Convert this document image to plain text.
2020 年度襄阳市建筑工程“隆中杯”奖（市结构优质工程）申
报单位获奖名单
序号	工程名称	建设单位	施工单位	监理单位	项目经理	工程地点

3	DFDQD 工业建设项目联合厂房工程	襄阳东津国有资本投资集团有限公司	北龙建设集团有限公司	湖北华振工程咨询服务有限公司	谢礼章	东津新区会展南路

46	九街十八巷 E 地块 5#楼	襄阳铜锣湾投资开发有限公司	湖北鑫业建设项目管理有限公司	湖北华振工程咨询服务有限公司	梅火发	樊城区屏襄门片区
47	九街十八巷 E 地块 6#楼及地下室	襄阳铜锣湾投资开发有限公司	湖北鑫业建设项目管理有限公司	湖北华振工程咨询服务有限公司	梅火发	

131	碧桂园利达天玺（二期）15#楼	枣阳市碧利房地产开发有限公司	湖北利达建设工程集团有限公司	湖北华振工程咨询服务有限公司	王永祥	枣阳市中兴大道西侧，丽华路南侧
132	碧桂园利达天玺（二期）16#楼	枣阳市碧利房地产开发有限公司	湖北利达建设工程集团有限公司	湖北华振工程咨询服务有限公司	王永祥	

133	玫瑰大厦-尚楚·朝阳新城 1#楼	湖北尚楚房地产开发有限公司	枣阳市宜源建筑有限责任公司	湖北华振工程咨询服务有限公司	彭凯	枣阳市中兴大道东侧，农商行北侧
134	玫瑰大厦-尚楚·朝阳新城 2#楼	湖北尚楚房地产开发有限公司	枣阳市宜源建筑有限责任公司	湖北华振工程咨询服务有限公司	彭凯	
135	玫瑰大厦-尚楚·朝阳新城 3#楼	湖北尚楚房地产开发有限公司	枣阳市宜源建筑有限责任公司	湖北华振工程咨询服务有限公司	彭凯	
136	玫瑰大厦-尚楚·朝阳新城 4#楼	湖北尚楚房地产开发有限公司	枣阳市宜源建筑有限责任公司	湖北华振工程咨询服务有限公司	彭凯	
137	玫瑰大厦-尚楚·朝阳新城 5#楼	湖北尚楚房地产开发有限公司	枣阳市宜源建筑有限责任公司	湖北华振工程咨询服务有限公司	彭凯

* * *

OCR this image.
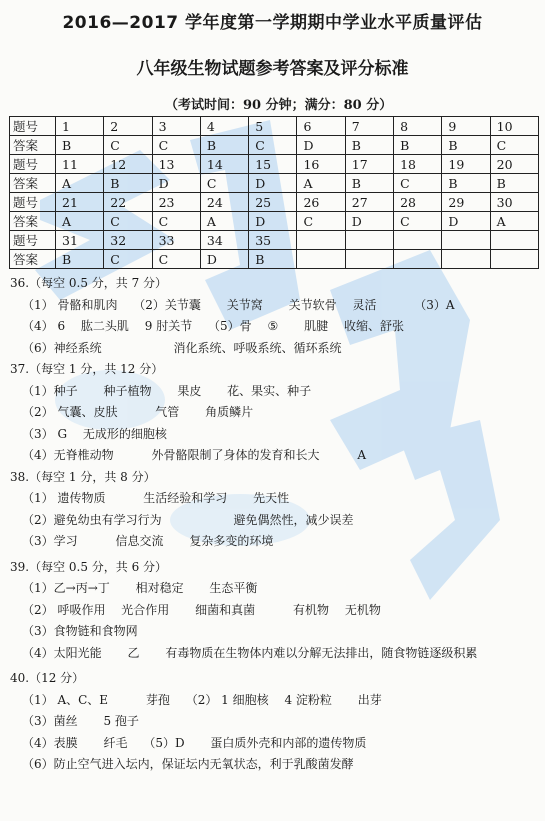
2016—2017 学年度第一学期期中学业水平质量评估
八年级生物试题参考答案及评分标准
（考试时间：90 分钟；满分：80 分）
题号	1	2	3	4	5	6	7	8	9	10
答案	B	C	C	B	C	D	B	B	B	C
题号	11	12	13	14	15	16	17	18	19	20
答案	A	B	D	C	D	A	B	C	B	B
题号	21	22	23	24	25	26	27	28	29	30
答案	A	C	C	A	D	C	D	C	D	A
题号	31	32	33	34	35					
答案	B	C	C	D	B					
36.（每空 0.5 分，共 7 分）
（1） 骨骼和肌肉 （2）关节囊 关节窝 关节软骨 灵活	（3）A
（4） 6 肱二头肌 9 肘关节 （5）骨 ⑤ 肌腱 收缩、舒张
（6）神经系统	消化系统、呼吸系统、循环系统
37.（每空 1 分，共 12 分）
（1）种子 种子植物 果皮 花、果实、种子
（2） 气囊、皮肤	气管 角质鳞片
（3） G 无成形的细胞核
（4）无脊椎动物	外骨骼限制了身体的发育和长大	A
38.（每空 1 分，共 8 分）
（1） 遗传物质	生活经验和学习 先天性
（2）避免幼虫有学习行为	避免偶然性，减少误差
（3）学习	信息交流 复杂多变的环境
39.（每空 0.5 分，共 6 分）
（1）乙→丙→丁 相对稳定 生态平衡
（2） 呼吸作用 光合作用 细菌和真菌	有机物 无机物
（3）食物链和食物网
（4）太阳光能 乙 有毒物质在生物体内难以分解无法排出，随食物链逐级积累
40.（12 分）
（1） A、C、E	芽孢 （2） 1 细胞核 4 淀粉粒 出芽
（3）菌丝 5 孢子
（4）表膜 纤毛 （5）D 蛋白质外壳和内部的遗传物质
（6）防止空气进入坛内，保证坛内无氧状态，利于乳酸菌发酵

--

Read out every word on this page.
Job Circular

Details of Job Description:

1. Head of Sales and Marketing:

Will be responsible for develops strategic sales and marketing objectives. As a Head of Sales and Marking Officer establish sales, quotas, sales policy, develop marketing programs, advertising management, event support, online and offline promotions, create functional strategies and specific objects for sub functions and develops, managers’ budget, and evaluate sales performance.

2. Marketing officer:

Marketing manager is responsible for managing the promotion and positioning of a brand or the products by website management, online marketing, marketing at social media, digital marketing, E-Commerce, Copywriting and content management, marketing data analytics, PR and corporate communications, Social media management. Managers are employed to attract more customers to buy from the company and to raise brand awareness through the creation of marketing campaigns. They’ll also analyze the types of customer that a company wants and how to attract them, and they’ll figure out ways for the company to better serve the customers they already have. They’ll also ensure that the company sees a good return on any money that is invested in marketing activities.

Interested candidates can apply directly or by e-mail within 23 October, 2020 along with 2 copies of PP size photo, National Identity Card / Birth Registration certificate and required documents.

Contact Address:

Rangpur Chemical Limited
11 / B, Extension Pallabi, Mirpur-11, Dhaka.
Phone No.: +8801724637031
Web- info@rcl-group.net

Direction:
Write out every line of the data that holds the word "湖北鑫业建设项目管理有限公司".

Full output:
46	九街十八巷 E 地块 5#楼	襄阳铜锣湾投资开发有限公司	湖北鑫业建设项目管理有限公司	湖北华振工程咨询服务有限公司	梅火发	樊城区屏襄门片区
47	九街十八巷 E 地块 6#楼及地下室	襄阳铜锣湾投资开发有限公司	湖北鑫业建设项目管理有限公司	湖北华振工程咨询服务有限公司	梅火发	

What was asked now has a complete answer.